In the data below, find every line with the string "image" and pull it out.

* _INPUT DATA_

--- Start ---

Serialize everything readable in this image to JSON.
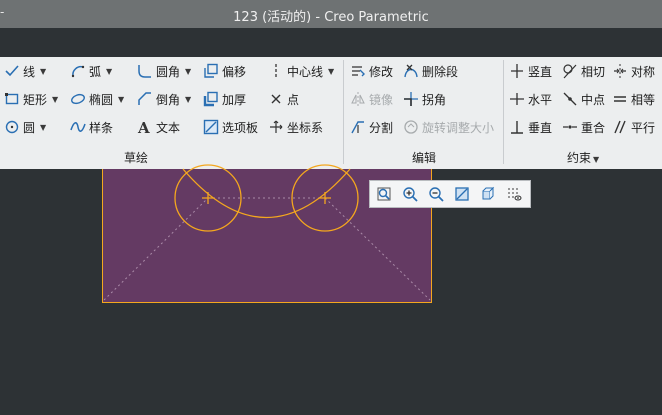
{
  "window": {
    "title": "123 (活动的) - Creo Parametric",
    "left_glyph": "-"
  },
  "colors": {
    "accent": "#2a6fb3",
    "sketch": "#f4a71e",
    "canvas": "#643a63",
    "background": "#2d3235"
  },
  "groups": {
    "sketch": {
      "label": "草绘",
      "items": {
        "line": "线",
        "arc": "弧",
        "fillet": "圆角",
        "offset": "偏移",
        "centerline": "中心线",
        "rectangle": "矩形",
        "ellipse": "椭圆",
        "chamfer": "倒角",
        "thicken": "加厚",
        "point": "点",
        "circle": "圆",
        "spline": "样条",
        "text": "文本",
        "palette": "选项板",
        "coordinate_system": "坐标系"
      }
    },
    "edit": {
      "label": "编辑",
      "items": {
        "modify": "修改",
        "delete_segment": "删除段",
        "mirror": "镜像",
        "corner": "拐角",
        "divide": "分割",
        "rotate_resize": "旋转调整大小"
      }
    },
    "constrain": {
      "label": "约束",
      "items": {
        "vertical": "竖直",
        "tangent": "相切",
        "symmetric": "对称",
        "horizontal": "水平",
        "midpoint": "中点",
        "equal": "相等",
        "perpendicular": "垂直",
        "coincident": "重合",
        "parallel": "平行"
      }
    }
  },
  "view_toolbar": {
    "icons": [
      "refit-icon",
      "zoom-in-icon",
      "zoom-out-icon",
      "repaint-icon",
      "saved-orientations-icon",
      "sketch-display-icon"
    ]
  }
}
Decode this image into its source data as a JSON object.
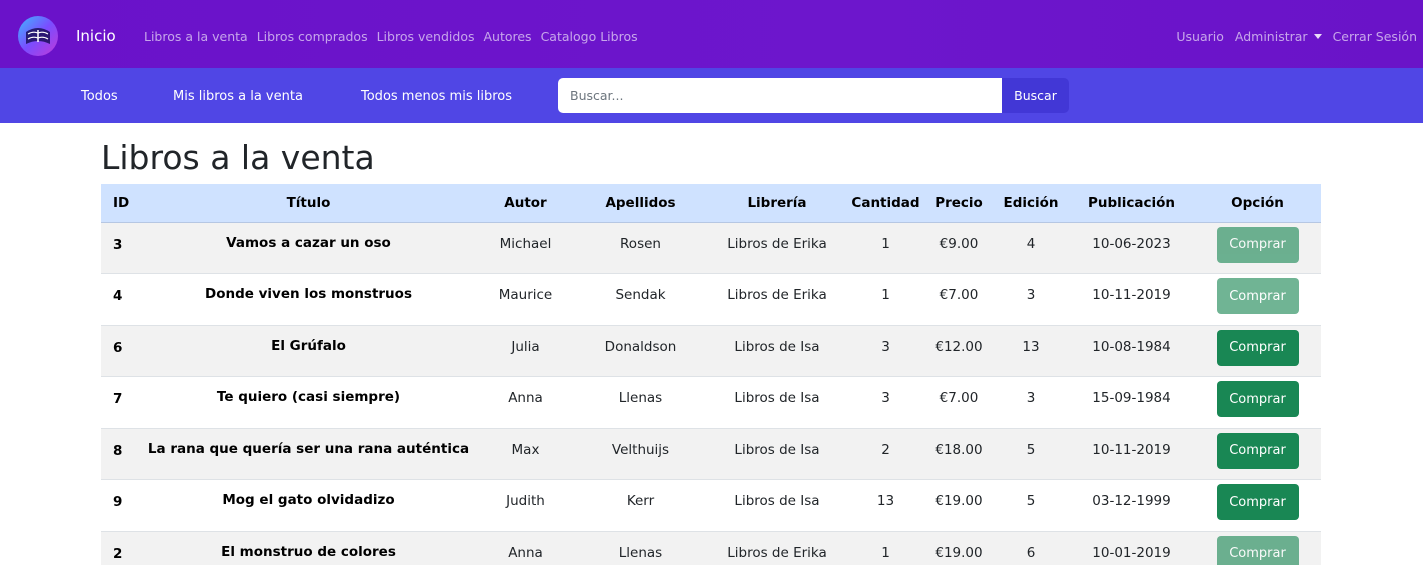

--- End ---

* _FINAL ANSWER_
Serialize everything readable in this image to JSON.
Decode this image into its source data as a JSON object.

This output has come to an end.